» **TASK 1**: In the passage about Navy sonar near San Juan Island, why could Bain see only the superstructure of the Navy vessel? Answer in one to three sentences.
» **TASK 2**:
Answer these questions about the passage on Navy sonar near San Juan Island:
(a) On what date did David Bain hear the sonar in the Haro Strait?
(b) What was the name of the Everett-based ship that the Dall's porpoises waited to pass?
(c) How many porpoises were found dead in the north Puget Sound area in May 2003?

» **PASSAGE**:

Compiled from the following sources:
CBS News, ~~ WRAL, ~~ KOMO TV (1), ~~ KOMO TV (2), ~~ Seattle Post-Intelligence (1), ~~ Seattle Post-Intelligence (2), ~~ Seattle Post-Intelligence (3), ~~ Seattle Post-Intelligence (4), ~~ Wired, ~~ The Scotsman, and Sunday Herald.

On May 5, 2003, as his research boat slowed and the engine noise faded, David Bain heard the distinctive sound of Navy sonar in the Haro Strait off San Juan Island. The orca researcher had heard it before, using special underwater listening devices. But this was different. The intense, screechy whistling was plainly audible above the water's surface, indeed loud enough for humans to hear on shore.

"Do you hear those sounds?" asked a nearby whale-watching boat over the VHF radio.

Bain grabbed his binoculars and scanned the horizon. He spotted a Navy vessel so far away that its hull was hidden by the Earth's curve - perhaps 10 miles off. Only its towering superstructure was visible over the horizon.

Despite the ship's distance, the orcas Bain had come to study were spooked. They abruptly stopped feeding, gathered in a tightly knit group, then swam to shore and circled up in an odd configuration. A minke whale swam away quickly, as if in a panic. Dall's porpoises hid in a bay until the Everett-based USS Shoup passed by.

Later, harbour porpoises washed up dead on area beaches. Records going back to 1995 show that the 11 porpoises found dead in the north Puget Sound area in May 2003 is by far the highest for that month. Most years, it is only one or two.

» **GIVEN RECORDS**:

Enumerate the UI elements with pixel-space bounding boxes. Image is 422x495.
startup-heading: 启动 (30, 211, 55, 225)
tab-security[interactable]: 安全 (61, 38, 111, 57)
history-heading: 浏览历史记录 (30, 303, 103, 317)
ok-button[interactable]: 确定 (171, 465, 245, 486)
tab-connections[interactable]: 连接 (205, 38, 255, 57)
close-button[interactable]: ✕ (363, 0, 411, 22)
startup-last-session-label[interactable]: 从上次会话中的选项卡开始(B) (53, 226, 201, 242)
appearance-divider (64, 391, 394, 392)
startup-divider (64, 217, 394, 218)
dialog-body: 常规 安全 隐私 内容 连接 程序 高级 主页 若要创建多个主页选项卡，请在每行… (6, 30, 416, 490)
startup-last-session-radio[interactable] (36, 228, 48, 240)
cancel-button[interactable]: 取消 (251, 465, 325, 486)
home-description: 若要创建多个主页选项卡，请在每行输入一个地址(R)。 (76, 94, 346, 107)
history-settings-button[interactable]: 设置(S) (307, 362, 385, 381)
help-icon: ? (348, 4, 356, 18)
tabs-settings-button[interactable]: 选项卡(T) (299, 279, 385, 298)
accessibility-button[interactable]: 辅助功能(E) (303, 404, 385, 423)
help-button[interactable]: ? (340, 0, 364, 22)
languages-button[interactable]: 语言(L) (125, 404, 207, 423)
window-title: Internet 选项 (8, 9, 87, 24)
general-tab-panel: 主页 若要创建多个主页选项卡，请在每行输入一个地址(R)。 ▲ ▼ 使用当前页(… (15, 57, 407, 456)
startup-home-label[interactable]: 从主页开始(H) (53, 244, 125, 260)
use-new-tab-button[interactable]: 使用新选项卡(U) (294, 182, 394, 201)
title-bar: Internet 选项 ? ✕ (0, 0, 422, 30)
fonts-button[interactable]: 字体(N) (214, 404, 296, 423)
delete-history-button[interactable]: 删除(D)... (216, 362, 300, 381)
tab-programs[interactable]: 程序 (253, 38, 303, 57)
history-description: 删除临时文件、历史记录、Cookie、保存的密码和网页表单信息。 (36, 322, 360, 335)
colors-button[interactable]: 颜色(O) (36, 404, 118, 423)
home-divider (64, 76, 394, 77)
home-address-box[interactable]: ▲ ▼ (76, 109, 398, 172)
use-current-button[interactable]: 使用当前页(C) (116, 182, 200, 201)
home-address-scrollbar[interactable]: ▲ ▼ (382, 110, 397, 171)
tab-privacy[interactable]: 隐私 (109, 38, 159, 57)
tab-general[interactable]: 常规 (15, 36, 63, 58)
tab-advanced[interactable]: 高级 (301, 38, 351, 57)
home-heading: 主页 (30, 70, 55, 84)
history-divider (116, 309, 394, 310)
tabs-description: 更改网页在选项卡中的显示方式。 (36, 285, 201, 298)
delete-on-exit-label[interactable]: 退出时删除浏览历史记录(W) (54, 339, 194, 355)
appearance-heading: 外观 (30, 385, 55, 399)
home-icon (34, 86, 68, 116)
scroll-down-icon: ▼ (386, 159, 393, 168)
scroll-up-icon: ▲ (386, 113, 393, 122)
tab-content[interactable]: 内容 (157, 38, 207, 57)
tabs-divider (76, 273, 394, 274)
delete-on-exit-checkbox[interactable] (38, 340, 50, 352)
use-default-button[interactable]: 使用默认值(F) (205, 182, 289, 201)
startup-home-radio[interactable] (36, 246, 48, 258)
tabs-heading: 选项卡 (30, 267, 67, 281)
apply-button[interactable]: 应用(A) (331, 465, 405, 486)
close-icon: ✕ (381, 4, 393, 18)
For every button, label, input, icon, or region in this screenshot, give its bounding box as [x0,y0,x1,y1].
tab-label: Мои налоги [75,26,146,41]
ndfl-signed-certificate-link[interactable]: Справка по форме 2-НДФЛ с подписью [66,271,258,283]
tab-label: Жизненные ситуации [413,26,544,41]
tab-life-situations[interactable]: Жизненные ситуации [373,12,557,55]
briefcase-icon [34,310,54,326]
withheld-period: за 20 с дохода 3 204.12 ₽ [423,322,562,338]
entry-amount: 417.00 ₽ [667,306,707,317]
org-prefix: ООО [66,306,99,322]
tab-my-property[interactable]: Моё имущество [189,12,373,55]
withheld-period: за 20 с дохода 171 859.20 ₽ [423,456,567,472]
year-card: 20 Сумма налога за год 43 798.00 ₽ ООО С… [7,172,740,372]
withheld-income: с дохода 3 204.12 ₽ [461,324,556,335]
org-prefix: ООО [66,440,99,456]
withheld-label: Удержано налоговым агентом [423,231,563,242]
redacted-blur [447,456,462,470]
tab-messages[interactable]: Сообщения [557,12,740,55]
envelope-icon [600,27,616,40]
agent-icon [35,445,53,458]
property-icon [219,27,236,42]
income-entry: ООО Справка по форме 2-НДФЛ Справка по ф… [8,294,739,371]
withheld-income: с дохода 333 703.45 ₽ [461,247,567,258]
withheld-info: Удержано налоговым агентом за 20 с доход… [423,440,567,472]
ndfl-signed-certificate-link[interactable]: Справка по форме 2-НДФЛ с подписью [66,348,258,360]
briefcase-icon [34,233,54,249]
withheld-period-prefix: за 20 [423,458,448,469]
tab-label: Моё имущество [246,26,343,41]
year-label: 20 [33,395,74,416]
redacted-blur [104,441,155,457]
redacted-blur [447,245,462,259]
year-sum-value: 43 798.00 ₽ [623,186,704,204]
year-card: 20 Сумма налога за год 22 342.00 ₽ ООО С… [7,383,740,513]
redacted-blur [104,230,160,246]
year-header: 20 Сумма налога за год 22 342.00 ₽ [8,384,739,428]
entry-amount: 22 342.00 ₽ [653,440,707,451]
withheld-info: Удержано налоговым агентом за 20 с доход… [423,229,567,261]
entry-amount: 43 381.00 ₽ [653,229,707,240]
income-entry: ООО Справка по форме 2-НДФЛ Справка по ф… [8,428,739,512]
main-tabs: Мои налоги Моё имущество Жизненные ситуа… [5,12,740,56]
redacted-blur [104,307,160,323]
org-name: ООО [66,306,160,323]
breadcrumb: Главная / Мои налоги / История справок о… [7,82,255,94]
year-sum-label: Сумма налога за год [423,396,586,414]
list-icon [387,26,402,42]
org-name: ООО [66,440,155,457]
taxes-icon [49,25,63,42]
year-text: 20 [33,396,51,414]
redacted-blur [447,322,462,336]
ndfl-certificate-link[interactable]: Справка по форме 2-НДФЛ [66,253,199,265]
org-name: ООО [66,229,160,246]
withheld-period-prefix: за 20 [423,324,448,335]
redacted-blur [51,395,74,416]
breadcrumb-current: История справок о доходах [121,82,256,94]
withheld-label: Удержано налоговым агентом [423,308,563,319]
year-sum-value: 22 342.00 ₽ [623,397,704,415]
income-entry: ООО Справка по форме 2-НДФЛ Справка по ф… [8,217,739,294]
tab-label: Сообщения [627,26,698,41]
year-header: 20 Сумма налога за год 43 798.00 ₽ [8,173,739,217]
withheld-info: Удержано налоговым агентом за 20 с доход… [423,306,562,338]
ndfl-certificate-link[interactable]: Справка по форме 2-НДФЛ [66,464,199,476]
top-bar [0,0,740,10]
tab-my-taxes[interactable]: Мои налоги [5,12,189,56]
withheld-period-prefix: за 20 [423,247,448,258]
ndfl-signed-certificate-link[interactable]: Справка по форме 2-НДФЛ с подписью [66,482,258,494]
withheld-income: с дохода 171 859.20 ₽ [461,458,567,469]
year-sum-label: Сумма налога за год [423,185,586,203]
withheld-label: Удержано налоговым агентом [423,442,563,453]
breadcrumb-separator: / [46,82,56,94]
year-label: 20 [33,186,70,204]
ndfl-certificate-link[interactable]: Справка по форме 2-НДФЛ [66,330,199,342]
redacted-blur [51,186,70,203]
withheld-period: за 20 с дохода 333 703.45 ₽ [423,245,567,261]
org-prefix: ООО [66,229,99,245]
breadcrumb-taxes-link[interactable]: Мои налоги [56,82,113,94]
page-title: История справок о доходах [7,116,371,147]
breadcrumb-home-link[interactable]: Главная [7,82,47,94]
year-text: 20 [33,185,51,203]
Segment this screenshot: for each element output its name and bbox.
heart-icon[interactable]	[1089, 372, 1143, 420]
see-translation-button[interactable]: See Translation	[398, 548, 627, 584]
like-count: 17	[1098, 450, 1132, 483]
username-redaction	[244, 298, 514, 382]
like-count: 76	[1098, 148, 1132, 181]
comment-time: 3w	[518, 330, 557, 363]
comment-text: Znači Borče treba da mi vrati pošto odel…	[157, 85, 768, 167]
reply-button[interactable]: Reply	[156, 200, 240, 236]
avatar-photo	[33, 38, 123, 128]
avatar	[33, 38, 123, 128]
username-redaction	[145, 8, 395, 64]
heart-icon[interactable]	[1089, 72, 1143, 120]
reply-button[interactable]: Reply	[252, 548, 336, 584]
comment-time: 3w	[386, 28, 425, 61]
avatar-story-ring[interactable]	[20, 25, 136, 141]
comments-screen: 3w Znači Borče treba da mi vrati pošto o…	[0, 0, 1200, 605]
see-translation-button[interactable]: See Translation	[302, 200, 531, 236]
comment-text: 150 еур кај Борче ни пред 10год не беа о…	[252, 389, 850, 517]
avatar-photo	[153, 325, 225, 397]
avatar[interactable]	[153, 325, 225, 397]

» **EXERCISE OUTPUT 1**: The vessel was so far away, perhaps 10 miles off, that the Earth's curve hid its hull. Only its towering superstructure showed over the horizon.

» **EXERCISE OUTPUT 2**:
(a) May 5, 2003
(b) The USS Shoup
(c) 11